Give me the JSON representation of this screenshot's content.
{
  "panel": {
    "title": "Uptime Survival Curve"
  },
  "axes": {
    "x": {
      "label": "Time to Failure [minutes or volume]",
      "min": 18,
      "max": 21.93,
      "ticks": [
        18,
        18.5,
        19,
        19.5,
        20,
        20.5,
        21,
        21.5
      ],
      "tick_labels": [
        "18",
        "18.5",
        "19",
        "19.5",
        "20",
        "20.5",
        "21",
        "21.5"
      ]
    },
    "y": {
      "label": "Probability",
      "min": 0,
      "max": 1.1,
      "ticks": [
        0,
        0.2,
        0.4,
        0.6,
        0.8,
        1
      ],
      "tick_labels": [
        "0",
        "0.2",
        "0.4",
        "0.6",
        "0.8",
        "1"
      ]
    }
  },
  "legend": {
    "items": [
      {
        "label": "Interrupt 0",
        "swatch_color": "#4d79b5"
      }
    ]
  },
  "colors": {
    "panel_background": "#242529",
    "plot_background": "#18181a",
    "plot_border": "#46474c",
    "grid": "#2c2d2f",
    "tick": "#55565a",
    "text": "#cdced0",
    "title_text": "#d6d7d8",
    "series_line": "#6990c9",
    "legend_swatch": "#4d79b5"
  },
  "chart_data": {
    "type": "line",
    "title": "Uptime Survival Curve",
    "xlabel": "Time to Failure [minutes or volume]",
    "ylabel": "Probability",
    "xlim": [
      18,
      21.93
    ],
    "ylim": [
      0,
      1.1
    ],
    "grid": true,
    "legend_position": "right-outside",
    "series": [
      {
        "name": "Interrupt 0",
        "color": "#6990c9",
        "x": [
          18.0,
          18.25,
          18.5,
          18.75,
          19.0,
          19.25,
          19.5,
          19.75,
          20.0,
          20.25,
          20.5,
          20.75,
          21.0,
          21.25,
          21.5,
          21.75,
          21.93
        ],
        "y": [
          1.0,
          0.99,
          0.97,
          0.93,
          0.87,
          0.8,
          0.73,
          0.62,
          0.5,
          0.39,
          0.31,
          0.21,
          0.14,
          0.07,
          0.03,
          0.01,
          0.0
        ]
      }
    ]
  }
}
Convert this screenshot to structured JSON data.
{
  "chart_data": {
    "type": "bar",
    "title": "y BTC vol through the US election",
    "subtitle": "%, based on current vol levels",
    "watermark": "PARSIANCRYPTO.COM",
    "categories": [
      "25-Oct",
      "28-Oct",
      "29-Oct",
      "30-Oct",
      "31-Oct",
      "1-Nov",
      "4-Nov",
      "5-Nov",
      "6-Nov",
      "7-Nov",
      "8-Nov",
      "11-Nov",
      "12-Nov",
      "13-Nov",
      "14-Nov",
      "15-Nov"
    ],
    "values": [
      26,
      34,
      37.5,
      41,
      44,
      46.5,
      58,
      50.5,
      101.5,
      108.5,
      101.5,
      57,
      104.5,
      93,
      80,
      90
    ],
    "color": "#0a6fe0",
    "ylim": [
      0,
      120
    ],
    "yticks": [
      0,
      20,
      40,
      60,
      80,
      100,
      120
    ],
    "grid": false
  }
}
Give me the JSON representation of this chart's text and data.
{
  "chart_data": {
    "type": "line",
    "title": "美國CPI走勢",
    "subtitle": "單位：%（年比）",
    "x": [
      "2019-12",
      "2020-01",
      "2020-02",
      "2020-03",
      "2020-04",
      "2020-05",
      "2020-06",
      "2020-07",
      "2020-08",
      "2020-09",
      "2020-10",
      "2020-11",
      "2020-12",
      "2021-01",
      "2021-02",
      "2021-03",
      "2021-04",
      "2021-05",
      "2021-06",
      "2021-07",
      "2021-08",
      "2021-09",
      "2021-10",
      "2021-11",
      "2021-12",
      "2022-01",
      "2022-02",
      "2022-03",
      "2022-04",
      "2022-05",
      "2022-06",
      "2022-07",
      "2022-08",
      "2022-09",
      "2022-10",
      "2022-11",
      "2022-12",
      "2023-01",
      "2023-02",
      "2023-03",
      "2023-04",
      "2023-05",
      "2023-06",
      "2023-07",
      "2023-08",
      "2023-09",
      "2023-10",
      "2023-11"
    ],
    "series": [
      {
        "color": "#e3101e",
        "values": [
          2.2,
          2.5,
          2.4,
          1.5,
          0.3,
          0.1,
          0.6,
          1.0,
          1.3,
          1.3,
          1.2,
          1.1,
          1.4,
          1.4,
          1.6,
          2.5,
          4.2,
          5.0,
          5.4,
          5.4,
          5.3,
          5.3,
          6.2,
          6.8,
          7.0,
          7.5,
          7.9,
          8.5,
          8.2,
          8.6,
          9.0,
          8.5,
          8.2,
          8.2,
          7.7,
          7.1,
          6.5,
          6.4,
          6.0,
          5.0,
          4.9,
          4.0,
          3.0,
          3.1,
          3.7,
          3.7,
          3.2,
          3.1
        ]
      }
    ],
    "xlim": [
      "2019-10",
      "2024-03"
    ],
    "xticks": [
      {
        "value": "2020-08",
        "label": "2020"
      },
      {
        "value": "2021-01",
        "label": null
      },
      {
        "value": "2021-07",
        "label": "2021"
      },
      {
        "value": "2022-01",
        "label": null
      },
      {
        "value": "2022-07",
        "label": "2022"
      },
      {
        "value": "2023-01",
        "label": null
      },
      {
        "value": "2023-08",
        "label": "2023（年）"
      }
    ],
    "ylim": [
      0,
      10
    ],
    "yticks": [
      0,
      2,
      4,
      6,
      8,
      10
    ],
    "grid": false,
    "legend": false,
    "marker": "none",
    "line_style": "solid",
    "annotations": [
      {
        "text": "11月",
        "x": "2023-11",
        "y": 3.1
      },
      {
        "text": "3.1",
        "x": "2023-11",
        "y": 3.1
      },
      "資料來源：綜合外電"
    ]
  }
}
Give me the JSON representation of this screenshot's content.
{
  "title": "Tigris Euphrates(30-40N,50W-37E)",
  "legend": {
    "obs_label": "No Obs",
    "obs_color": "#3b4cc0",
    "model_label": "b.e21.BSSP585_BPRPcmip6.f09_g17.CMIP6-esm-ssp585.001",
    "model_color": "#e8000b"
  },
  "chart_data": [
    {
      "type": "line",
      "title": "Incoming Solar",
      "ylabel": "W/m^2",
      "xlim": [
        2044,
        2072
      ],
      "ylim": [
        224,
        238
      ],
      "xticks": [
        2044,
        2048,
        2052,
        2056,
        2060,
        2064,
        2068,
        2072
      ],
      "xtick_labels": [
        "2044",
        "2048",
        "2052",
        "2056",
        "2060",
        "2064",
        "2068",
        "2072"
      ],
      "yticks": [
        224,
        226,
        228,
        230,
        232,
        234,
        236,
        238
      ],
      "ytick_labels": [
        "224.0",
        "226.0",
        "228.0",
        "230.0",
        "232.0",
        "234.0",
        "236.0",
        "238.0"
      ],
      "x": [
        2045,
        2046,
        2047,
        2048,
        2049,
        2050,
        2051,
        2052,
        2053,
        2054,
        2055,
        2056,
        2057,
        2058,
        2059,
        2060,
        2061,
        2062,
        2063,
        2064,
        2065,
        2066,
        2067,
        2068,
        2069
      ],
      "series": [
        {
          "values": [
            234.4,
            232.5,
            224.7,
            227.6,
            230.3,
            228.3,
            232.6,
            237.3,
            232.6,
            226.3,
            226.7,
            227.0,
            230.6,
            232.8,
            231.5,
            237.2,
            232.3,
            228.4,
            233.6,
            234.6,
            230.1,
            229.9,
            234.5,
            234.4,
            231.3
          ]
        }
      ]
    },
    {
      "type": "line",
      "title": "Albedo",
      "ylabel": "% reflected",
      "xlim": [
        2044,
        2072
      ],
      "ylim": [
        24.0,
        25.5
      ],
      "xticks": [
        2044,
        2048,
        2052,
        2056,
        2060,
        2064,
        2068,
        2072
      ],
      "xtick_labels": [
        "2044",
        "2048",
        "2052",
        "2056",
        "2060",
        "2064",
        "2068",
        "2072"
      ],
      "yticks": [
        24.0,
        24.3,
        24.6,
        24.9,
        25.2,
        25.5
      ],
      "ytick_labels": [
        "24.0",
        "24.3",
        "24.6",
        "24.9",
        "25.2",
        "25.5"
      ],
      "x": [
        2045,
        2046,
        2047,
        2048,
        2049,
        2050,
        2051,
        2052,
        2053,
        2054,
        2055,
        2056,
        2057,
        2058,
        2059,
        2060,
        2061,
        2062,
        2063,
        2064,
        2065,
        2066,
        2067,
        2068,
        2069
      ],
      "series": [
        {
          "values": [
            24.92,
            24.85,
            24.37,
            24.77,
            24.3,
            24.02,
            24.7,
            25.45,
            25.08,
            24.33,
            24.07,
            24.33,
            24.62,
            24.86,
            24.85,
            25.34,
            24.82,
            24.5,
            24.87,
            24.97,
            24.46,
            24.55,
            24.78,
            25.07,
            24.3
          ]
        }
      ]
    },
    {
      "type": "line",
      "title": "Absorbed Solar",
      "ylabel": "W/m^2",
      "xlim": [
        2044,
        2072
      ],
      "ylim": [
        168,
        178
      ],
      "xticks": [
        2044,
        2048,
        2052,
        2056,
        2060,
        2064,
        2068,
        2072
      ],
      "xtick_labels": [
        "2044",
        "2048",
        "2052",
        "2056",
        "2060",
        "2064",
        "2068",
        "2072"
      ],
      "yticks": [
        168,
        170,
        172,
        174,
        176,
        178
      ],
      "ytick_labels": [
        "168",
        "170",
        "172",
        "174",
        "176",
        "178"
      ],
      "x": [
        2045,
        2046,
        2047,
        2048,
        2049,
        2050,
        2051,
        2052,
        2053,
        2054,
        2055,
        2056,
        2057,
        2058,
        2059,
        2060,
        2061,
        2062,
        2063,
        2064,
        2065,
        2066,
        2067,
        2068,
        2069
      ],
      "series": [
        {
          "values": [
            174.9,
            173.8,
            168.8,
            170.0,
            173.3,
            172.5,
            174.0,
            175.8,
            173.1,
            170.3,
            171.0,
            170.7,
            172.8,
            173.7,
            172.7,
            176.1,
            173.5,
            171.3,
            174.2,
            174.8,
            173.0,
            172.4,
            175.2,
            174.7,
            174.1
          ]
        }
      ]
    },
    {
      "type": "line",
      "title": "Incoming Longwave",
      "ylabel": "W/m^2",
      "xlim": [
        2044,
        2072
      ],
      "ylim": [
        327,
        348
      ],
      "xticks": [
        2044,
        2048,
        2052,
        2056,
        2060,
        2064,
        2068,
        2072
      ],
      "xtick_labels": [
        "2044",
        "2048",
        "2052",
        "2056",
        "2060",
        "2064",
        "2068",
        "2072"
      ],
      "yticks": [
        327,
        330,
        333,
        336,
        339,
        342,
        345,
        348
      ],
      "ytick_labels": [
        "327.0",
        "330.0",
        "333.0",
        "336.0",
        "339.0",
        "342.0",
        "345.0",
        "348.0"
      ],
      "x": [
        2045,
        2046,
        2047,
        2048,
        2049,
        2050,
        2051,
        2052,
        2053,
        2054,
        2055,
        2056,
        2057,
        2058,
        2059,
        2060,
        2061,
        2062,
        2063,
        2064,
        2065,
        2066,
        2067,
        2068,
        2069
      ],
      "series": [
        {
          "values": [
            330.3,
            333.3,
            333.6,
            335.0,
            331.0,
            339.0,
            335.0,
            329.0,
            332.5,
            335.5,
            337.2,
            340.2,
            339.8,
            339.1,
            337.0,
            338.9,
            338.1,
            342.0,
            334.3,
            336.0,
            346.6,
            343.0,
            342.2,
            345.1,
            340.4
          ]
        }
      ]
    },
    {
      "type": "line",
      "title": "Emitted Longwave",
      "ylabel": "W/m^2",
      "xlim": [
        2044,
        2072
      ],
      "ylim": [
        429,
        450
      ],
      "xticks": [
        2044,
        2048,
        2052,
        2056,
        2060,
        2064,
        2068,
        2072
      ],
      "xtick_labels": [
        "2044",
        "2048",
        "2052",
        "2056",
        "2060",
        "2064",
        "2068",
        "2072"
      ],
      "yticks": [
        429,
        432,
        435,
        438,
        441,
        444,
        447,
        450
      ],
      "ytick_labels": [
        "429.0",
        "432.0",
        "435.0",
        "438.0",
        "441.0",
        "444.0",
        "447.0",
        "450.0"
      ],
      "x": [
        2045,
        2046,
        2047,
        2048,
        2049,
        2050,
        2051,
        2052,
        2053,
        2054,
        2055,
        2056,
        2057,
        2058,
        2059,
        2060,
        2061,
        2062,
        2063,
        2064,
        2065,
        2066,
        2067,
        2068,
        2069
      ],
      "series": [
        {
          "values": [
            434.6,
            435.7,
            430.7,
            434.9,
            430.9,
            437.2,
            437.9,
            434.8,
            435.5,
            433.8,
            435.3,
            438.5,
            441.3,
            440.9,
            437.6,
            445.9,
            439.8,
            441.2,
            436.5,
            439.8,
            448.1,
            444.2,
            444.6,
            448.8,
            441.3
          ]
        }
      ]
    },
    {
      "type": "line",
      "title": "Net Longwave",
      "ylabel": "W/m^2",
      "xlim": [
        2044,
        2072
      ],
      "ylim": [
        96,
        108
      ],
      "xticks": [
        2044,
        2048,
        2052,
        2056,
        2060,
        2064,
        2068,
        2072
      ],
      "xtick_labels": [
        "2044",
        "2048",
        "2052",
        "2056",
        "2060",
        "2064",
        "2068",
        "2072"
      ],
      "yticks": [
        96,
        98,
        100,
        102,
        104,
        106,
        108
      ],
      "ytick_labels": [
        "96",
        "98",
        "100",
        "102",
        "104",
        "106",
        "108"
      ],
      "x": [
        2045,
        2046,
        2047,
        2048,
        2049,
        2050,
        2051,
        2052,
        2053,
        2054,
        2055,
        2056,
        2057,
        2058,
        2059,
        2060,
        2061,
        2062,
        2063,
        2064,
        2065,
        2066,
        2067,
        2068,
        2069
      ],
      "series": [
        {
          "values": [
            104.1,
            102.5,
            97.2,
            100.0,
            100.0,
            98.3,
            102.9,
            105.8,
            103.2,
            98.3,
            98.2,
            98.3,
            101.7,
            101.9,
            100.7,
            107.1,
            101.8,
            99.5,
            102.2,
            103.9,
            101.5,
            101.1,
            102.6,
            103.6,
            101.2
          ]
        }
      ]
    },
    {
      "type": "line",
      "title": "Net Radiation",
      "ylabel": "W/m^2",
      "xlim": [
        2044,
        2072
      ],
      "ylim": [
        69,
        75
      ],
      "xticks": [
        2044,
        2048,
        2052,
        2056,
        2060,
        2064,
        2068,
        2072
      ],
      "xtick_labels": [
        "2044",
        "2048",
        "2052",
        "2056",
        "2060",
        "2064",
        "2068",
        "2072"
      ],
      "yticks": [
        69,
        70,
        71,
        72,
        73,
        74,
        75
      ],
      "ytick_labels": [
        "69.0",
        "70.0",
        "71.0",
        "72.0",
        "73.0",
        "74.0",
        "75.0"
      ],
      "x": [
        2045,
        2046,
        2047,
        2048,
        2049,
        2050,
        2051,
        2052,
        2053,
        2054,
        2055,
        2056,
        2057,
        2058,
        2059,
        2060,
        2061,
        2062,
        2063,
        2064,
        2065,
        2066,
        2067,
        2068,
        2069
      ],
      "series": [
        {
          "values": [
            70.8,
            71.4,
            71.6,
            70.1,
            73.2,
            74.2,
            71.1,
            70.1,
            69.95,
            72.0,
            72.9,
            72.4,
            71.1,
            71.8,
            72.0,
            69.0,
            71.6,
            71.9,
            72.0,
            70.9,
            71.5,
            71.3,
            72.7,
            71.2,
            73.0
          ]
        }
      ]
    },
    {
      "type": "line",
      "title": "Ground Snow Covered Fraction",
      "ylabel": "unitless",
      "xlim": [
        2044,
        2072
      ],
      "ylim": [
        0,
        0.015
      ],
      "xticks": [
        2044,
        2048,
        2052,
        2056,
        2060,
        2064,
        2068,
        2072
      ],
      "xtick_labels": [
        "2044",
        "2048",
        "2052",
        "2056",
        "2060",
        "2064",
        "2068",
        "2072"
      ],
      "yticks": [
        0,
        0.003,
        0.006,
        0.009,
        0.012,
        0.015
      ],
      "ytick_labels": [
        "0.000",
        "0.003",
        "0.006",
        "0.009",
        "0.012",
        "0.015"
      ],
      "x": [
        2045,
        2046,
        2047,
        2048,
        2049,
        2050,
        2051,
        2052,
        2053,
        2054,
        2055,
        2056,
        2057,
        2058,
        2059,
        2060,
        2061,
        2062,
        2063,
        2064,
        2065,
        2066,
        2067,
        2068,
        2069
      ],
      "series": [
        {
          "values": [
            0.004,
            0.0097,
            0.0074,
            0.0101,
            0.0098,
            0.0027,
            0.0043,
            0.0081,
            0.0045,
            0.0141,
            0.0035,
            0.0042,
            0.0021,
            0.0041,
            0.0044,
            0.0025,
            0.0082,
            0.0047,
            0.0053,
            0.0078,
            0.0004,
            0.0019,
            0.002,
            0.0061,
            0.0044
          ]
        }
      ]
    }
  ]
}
☆ ☆ ☆ ☆
▸ TASK TO COMPLETE
From the entries above, select each line containing the string "Failure".

▸ SOLUTION FOR THIS EXERCISE
      "label": "Time to Failure [minutes or volume]",
    "xlabel": "Time to Failure [minutes or volume]",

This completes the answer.